=== GESELECTEERD FRAGMENT ===

In dit artikel leggen we uit hoe je het beeldscherm van je pc en de printer kunt kalibreren zodat de kleuren kloppen als je iets afdrukt. Daar zijn meerdere manieren voor:

  • Met je eigen ogen
  • Via het OSD-menu op je monitor
  • Met de kalibratiewizard
  • Het proces uitbesteden
  • De juiste kleurprofielen gebruiken

En je kunt nog veel meer kalibreren: Je scherm kalibreren met Netflix: zo gebruik je deze geheime functie

Je hebt vast weleens ervaren dat de kleuren van foto’s op je scherm er anders uitzien dan op afdrukken van je eigen printer of op die van een online printservice. Dat is vervelend, maar technisch goed verklaarbaar en kan verschillende oorzaken hebben. Zo leest een camera kleuren uit van een sensor, geeft een beeldscherm deze weer via een lichtbron en gekleurde pixels, genereert een printer kleuren door inkt te mengen, en werkt een fotolab met meerdere lagen kleurstoffen. Kleuren worden dus door diverse apparaten via uiteenlopende technieken gecreëerd of weergegeven, en het is ook nog eens zo dat niet alle apparaten evenveel of dezelfde kleuren kunnen weergeven.

In de twee kaderteksten vind je meer achtergrondinformatie over deze en aanverwante aspecten, maar in dit artikel focussen we ons vooral op tools en technieken waarmee je ondanks deze hindernissen een zo optimaal mogelijke kleurweergave krijgt en tijdens je workflow behoudt. Je zult merken dat twee complementaire technieken daar een grote rol bij spelen: kalibratie en kleurbeheer.

===

_OPDRACHT 1_. Leg in één tot drie zinnen uit waarom de kleuren van foto's op je scherm er volgens het fragment over kleurkalibratie anders uit kunnen zien dan op een afdruk.
_OPDRACHT 2_. Pak het fragment over kleurkalibratie op na de laatste zin en schrijf het verder.
De records spelen hierbij geen enkele rol.

=== AANGELEVERD MATERIAAL ===

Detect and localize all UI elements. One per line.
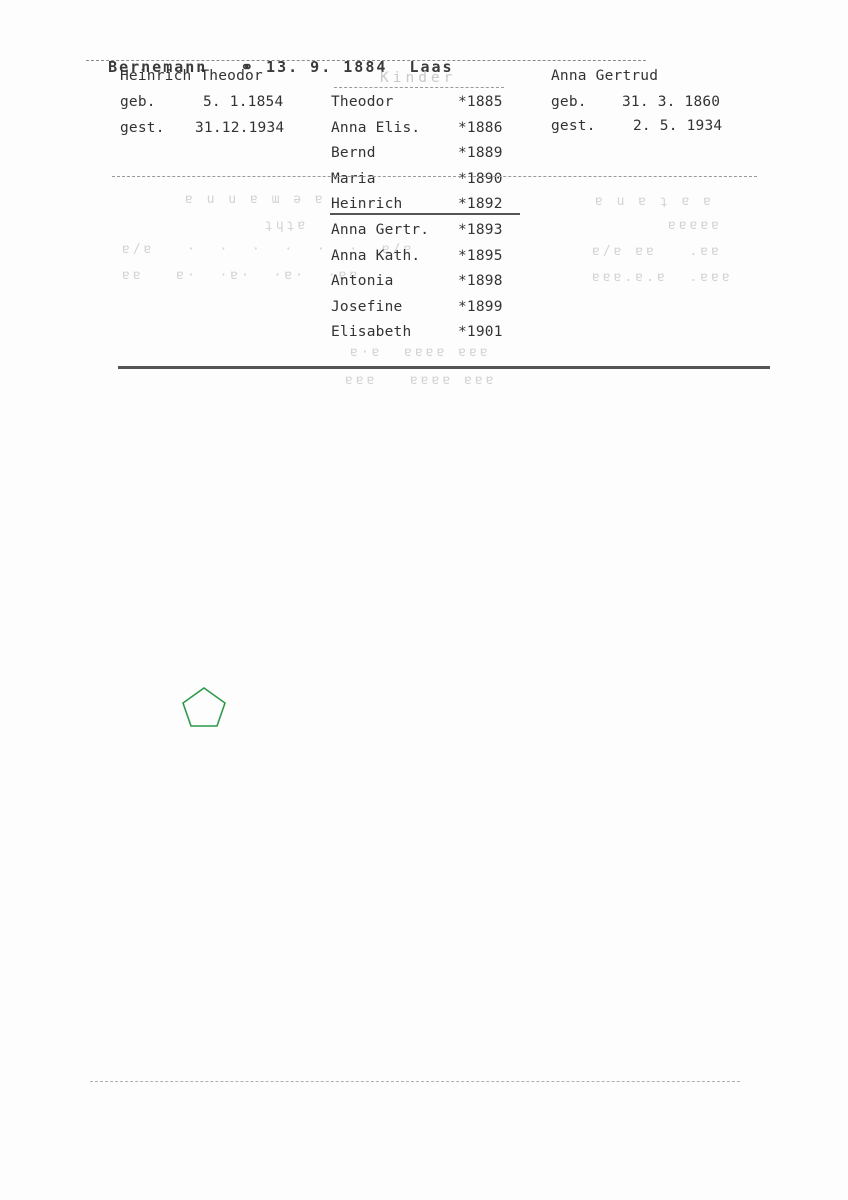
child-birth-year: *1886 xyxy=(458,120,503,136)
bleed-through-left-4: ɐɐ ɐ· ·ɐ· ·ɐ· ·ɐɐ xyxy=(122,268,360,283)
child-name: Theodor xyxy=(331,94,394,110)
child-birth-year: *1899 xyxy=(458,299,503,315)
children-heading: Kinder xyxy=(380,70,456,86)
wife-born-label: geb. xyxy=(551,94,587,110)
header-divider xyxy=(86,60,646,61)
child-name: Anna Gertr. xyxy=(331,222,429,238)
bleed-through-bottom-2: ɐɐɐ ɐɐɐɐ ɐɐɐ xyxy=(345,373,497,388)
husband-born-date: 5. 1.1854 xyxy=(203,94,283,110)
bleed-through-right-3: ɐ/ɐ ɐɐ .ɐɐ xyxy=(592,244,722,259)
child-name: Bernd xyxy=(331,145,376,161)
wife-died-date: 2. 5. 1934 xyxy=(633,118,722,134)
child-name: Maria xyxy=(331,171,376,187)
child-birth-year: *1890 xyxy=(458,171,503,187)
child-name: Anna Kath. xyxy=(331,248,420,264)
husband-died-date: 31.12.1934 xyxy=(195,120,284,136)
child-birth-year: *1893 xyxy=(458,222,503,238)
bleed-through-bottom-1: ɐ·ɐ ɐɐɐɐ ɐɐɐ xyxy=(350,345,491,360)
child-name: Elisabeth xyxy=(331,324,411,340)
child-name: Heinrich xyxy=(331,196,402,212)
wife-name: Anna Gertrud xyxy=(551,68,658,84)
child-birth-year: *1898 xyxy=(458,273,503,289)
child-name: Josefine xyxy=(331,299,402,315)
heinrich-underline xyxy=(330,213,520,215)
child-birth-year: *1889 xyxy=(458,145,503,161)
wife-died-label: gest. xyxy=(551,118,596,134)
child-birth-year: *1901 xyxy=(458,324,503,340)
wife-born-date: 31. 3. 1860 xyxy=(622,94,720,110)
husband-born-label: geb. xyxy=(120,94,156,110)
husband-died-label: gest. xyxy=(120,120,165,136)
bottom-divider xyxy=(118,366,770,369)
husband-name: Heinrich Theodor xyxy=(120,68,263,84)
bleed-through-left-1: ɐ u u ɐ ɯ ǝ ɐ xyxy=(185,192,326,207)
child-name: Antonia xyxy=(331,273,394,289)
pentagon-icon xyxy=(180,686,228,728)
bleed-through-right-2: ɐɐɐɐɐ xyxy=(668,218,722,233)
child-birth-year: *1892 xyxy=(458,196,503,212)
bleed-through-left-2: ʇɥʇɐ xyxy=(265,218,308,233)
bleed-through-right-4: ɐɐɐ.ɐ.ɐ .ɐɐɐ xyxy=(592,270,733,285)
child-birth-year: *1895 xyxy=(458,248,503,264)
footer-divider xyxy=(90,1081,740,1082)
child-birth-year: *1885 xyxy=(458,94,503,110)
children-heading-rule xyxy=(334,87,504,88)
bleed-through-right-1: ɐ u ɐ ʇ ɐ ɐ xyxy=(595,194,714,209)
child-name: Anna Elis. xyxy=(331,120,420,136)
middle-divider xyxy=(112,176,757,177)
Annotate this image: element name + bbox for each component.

===

_SCHRIFTELIJK ANTWOORD 1_. Apparaten creëren of tonen kleuren met uiteenlopende technieken. Een camera leest kleuren uit van een sensor, een beeldscherm gebruikt een lichtbron en gekleurde pixels, een printer mengt inkt en een fotolab werkt met meerdere lagen kleurstoffen. Bovendien kunnen niet alle apparaten evenveel of dezelfde kleuren weergeven.

_SCHRIFTELIJK ANTWOORD 2_.
Kalibreren

De tekstkaders ‘Kleurmodel’ en ‘Kleurbereik’ laten zien dat het behouden van optimale en consistente kleuren tijdens je workflow (bijvoorbeeld van camera naar scherm naar printer) niet eenvoudig is. Daarbij komt nog iets anders om de hoek kijken, wat duidelijk wordt wanneer je naar het onderstaande plaatje kijkt. Het betreft een foto op hetzelfde beeldscherm, maar met verschillende beeldinstellingen. Hierdoor loop je het risico om in je beeldbewerkingsprogramma aanpassingen te doen terwijl het verschil eigenlijk te wijten is aan een niet-optimale schermweergave.

Daarom is het van groot belang om zowel je monitor als je printer te kalibreren. Hierbij stel je eventuele afwijkingen van deze apparaten ten opzichte van de standaardwaarden vast en corrigeer je deze indien nodig. Het is tevens verstandig om deze kalibratie periodiek te herhalen, aangezien afwijkingen in de loop der tijd kunnen veranderen, bijvoorbeeld als gevolg van slijtage.

‘Oogbal’-kalibratie (monitor)

Er zijn in principe twee methoden om je scherm te kalibreren: een meer professionele aanpak met speciale apparatuur (zoals een colorimeter) en een meer handmatige of visuele methode, waarbij je eventuele afwijkingen op basis van eigen waarneming vaststelt. In dit artikel gaan we ervan uit dat je niet beschikt over een colorimeter en dus op je eigen beoordelingsvermogen vertrouwt.

Een goed startpunt voor visuele kalibratie is de online test op www.xrite.com/hue-test, waarbij je blokjes verschuift totdat je ze allemaal correct hebt gesorteerd op kleurtint. Als je hier problemen mee hebt, is het wellicht handig om tijdens de visuele kalibratie hulp in te schakelen van iemand met een hoger ‘kleuren-IQ’.

Houd er rekening mee dat het (visuele) kalibratieproces ook door verschillende omgevingsfactoren kan worden beïnvloed, zoals de lichtinval. Deze hangt af van de plaatsing van je beeldscherm, de reflectie van muren en plafonds, evenals het type en de intensiteit van de verlichting. Zorg ervoor dat je monitor zo min mogelijk lichtbronnen reflecteert en schakel het apparaat enige tijd voor aanvang van de kalibratie in.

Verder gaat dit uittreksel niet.